Each record below should be repeated precisely as written.
=-=-=
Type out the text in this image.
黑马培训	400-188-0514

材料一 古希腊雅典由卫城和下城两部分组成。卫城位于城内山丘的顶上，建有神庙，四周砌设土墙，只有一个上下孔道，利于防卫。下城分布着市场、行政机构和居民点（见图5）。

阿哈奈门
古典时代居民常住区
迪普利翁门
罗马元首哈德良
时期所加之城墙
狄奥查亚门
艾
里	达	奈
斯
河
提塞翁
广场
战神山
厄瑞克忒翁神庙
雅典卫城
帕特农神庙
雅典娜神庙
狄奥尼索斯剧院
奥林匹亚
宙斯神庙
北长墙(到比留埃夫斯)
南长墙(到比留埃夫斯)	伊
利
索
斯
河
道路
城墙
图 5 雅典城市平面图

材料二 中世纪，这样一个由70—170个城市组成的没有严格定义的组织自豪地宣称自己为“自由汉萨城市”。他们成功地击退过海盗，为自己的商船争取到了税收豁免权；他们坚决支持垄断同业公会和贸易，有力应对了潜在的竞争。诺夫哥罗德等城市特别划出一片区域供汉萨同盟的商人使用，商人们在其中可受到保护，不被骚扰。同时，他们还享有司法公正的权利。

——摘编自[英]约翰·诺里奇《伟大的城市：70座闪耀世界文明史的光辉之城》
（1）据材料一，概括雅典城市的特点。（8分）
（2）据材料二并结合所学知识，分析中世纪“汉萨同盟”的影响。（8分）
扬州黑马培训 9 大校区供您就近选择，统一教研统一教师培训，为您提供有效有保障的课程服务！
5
=-=-=
• Output below:
Type out the text in this image.
黑马培训	400-188-0514

材料一 古希腊雅典由卫城和下城两部分组成。卫城位于城内山丘的顶上，建有神庙，四周砌设土墙，只有一个上下孔道，利于防卫。下城分布着市场、行政机构和居民点（见图5）。

阿哈奈门
古典时代居民常住区
迪普利翁门
罗马元首哈德良
时期所加之城墙
狄奥查亚门
艾
里	达	奈
斯
河
提塞翁
广场
战神山
厄瑞克忒翁神庙
雅典卫城
帕特农神庙
雅典娜神庙
狄奥尼索斯剧院
奥林匹亚
宙斯神庙
北长墙(到比留埃夫斯)
南长墙(到比留埃夫斯)	伊
利
索
斯
河
道路
城墙
图 5 雅典城市平面图

材料二 中世纪，这样一个由70—170个城市组成的没有严格定义的组织自豪地宣称自己为“自由汉萨城市”。他们成功地击退过海盗，为自己的商船争取到了税收豁免权；他们坚决支持垄断同业公会和贸易，有力应对了潜在的竞争。诺夫哥罗德等城市特别划出一片区域供汉萨同盟的商人使用，商人们在其中可受到保护，不被骚扰。同时，他们还享有司法公正的权利。

——摘编自[英]约翰·诺里奇《伟大的城市：70座闪耀世界文明史的光辉之城》
（1）据材料一，概括雅典城市的特点。（8分）
（2）据材料二并结合所学知识，分析中世纪“汉萨同盟”的影响。（8分）
扬州黑马培训 9 大校区供您就近选择，统一教研统一教师培训，为您提供有效有保障的课程服务！
5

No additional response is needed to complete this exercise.